### What to do
Search the data below for the string "Phones". Extract every line that contains it.
▼▼▼
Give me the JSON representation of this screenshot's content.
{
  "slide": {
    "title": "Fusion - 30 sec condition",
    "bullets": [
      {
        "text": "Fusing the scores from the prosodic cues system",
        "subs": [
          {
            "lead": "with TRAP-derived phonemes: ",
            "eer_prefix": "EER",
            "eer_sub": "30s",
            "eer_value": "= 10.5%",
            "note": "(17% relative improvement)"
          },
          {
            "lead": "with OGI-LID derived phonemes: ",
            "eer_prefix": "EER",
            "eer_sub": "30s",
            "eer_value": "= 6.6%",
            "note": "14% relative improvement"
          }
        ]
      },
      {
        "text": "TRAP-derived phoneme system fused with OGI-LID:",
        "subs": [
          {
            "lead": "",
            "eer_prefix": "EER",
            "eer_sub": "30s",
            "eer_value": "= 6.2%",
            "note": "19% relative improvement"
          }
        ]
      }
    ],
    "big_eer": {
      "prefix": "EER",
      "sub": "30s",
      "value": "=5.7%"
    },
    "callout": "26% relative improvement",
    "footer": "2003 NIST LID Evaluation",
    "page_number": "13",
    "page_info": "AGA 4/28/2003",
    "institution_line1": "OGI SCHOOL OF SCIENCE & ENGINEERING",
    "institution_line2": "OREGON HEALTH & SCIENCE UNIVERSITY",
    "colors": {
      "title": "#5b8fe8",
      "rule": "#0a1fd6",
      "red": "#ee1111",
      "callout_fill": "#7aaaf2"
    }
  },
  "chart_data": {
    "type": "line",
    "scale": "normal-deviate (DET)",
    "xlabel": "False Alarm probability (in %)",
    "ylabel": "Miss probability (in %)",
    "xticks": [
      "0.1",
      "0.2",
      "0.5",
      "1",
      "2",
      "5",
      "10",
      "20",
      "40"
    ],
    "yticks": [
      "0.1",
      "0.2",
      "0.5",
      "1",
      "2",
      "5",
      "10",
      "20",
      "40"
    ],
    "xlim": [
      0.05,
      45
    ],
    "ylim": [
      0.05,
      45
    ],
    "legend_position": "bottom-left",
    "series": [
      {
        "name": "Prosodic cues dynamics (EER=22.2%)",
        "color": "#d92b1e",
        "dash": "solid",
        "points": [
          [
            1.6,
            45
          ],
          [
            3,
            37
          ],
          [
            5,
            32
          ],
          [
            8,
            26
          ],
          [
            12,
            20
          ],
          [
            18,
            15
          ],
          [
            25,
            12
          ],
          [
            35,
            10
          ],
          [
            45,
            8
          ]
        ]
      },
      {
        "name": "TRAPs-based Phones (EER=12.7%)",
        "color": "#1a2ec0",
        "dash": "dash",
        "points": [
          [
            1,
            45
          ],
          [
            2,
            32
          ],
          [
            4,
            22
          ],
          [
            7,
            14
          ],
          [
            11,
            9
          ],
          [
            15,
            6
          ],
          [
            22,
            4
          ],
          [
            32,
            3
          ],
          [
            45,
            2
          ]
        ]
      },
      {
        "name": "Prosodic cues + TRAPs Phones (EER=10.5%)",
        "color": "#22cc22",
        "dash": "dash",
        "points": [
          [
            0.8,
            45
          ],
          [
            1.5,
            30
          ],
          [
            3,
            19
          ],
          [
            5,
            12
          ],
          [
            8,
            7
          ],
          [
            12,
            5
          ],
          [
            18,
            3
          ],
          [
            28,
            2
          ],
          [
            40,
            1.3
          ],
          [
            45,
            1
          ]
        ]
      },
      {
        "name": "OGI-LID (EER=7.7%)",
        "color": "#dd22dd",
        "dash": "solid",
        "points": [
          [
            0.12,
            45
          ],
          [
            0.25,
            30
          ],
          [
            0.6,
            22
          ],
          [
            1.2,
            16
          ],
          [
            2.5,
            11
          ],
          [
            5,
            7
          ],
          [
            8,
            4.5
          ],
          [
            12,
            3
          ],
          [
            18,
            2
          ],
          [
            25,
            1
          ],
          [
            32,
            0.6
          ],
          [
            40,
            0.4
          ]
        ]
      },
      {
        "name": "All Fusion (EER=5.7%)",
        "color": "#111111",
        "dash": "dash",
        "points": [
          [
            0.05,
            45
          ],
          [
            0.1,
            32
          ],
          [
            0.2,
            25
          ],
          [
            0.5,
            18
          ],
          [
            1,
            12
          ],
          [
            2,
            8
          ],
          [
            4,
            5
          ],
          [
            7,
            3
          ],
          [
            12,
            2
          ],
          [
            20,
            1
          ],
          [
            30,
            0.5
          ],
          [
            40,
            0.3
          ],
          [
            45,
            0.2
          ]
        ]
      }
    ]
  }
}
▲▲▲
### Response
        "name": "TRAPs-based Phones (EER=12.7%)",
        "name": "Prosodic cues + TRAPs Phones (EER=10.5%)",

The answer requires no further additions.